- Exercise instructions -
Copy the data word for word, keeping every line.

A run of records:
=======

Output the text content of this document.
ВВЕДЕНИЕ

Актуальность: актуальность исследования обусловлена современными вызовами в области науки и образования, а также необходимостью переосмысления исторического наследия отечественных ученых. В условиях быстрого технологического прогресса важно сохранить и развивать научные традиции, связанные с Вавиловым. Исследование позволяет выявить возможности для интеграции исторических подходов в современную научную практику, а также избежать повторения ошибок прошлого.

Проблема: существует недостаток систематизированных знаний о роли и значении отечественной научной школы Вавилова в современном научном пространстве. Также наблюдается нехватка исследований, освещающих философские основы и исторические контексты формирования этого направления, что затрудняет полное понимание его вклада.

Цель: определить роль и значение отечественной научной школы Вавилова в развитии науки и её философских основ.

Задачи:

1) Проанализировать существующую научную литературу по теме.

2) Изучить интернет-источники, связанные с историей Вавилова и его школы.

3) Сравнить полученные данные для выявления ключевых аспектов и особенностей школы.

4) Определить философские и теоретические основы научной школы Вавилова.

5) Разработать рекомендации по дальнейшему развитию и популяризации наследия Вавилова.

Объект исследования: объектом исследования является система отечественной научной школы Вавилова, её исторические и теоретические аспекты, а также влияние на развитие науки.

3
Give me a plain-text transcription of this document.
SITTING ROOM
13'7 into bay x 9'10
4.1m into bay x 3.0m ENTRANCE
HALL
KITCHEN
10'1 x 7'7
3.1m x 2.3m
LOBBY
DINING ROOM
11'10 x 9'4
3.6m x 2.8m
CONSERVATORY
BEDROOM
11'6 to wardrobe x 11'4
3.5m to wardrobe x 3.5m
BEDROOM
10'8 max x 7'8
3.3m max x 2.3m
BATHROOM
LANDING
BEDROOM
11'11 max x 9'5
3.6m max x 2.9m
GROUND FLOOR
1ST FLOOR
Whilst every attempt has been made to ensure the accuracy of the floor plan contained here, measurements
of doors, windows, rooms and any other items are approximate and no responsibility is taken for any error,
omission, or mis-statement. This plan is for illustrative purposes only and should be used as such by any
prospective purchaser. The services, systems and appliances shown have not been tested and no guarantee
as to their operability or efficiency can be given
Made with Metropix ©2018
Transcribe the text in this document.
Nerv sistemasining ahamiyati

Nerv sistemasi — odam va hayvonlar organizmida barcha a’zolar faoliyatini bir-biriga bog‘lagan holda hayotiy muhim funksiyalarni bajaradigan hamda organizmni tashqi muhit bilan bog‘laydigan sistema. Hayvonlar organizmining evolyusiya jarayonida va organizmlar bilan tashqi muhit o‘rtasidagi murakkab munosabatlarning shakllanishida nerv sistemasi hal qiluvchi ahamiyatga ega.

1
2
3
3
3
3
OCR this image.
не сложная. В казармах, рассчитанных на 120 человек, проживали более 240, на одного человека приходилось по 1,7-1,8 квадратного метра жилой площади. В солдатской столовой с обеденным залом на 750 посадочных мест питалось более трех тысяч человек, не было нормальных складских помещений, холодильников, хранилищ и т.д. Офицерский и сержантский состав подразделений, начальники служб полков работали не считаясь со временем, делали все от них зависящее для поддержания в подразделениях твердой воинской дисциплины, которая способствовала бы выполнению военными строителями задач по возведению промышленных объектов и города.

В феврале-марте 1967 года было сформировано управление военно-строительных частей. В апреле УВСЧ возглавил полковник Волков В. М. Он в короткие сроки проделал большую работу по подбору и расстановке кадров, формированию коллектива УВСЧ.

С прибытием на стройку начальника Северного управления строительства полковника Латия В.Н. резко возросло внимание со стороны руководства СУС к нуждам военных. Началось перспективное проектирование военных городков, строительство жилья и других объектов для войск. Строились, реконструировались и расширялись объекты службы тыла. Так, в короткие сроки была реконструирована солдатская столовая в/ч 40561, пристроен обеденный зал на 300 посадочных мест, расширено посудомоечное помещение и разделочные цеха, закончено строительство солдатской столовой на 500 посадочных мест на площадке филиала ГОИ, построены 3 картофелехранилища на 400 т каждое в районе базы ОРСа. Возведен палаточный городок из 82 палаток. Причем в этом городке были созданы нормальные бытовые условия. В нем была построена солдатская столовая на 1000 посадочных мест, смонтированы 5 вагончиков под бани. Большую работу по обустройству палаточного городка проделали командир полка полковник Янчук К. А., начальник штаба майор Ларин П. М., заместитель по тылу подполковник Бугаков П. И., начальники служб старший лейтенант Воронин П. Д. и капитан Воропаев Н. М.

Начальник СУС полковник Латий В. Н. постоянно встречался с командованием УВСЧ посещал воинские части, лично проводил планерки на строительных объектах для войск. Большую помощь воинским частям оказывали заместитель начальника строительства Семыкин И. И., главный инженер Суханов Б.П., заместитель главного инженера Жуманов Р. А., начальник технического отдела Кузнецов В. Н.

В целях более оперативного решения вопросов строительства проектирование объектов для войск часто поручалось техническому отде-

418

=======

- The output -
Output the text content of this document.
ВВЕДЕНИЕ

Актуальность: актуальность исследования обусловлена современными вызовами в области науки и образования, а также необходимостью переосмысления исторического наследия отечественных ученых. В условиях быстрого технологического прогресса важно сохранить и развивать научные традиции, связанные с Вавиловым. Исследование позволяет выявить возможности для интеграции исторических подходов в современную научную практику, а также избежать повторения ошибок прошлого.

Проблема: существует недостаток систематизированных знаний о роли и значении отечественной научной школы Вавилова в современном научном пространстве. Также наблюдается нехватка исследований, освещающих философские основы и исторические контексты формирования этого направления, что затрудняет полное понимание его вклада.

Цель: определить роль и значение отечественной научной школы Вавилова в развитии науки и её философских основ.

Задачи:

1) Проанализировать существующую научную литературу по теме.

2) Изучить интернет-источники, связанные с историей Вавилова и его школы.

3) Сравнить полученные данные для выявления ключевых аспектов и особенностей школы.

4) Определить философские и теоретические основы научной школы Вавилова.

5) Разработать рекомендации по дальнейшему развитию и популяризации наследия Вавилова.

Объект исследования: объектом исследования является система отечественной научной школы Вавилова, её исторические и теоретические аспекты, а также влияние на развитие науки.

3
Give me a plain-text transcription of this document.
SITTING ROOM
13'7 into bay x 9'10
4.1m into bay x 3.0m ENTRANCE
HALL
KITCHEN
10'1 x 7'7
3.1m x 2.3m
LOBBY
DINING ROOM
11'10 x 9'4
3.6m x 2.8m
CONSERVATORY
BEDROOM
11'6 to wardrobe x 11'4
3.5m to wardrobe x 3.5m
BEDROOM
10'8 max x 7'8
3.3m max x 2.3m
BATHROOM
LANDING
BEDROOM
11'11 max x 9'5
3.6m max x 2.9m
GROUND FLOOR
1ST FLOOR
Whilst every attempt has been made to ensure the accuracy of the floor plan contained here, measurements
of doors, windows, rooms and any other items are approximate and no responsibility is taken for any error,
omission, or mis-statement. This plan is for illustrative purposes only and should be used as such by any
prospective purchaser. The services, systems and appliances shown have not been tested and no guarantee
as to their operability or efficiency can be given
Made with Metropix ©2018
Transcribe the text in this document.
Nerv sistemasining ahamiyati

Nerv sistemasi — odam va hayvonlar organizmida barcha a’zolar faoliyatini bir-biriga bog‘lagan holda hayotiy muhim funksiyalarni bajaradigan hamda organizmni tashqi muhit bilan bog‘laydigan sistema. Hayvonlar organizmining evolyusiya jarayonida va organizmlar bilan tashqi muhit o‘rtasidagi murakkab munosabatlarning shakllanishida nerv sistemasi hal qiluvchi ahamiyatga ega.

1
2
3
3
3
3
OCR this image.
не сложная. В казармах, рассчитанных на 120 человек, проживали более 240, на одного человека приходилось по 1,7-1,8 квадратного метра жилой площади. В солдатской столовой с обеденным залом на 750 посадочных мест питалось более трех тысяч человек, не было нормальных складских помещений, холодильников, хранилищ и т.д. Офицерский и сержантский состав подразделений, начальники служб полков работали не считаясь со временем, делали все от них зависящее для поддержания в подразделениях твердой воинской дисциплины, которая способствовала бы выполнению военными строителями задач по возведению промышленных объектов и города.

В феврале-марте 1967 года было сформировано управление военно-строительных частей. В апреле УВСЧ возглавил полковник Волков В. М. Он в короткие сроки проделал большую работу по подбору и расстановке кадров, формированию коллектива УВСЧ.

С прибытием на стройку начальника Северного управления строительства полковника Латия В.Н. резко возросло внимание со стороны руководства СУС к нуждам военных. Началось перспективное проектирование военных городков, строительство жилья и других объектов для войск. Строились, реконструировались и расширялись объекты службы тыла. Так, в короткие сроки была реконструирована солдатская столовая в/ч 40561, пристроен обеденный зал на 300 посадочных мест, расширено посудомоечное помещение и разделочные цеха, закончено строительство солдатской столовой на 500 посадочных мест на площадке филиала ГОИ, построены 3 картофелехранилища на 400 т каждое в районе базы ОРСа. Возведен палаточный городок из 82 палаток. Причем в этом городке были созданы нормальные бытовые условия. В нем была построена солдатская столовая на 1000 посадочных мест, смонтированы 5 вагончиков под бани. Большую работу по обустройству палаточного городка проделали командир полка полковник Янчук К. А., начальник штаба майор Ларин П. М., заместитель по тылу подполковник Бугаков П. И., начальники служб старший лейтенант Воронин П. Д. и капитан Воропаев Н. М.

Начальник СУС полковник Латий В. Н. постоянно встречался с командованием УВСЧ посещал воинские части, лично проводил планерки на строительных объектах для войск. Большую помощь воинским частям оказывали заместитель начальника строительства Семыкин И. И., главный инженер Суханов Б.П., заместитель главного инженера Жуманов Р. А., начальник технического отдела Кузнецов В. Н.

В целях более оперативного решения вопросов строительства проектирование объектов для войск часто поручалось техническому отде-

418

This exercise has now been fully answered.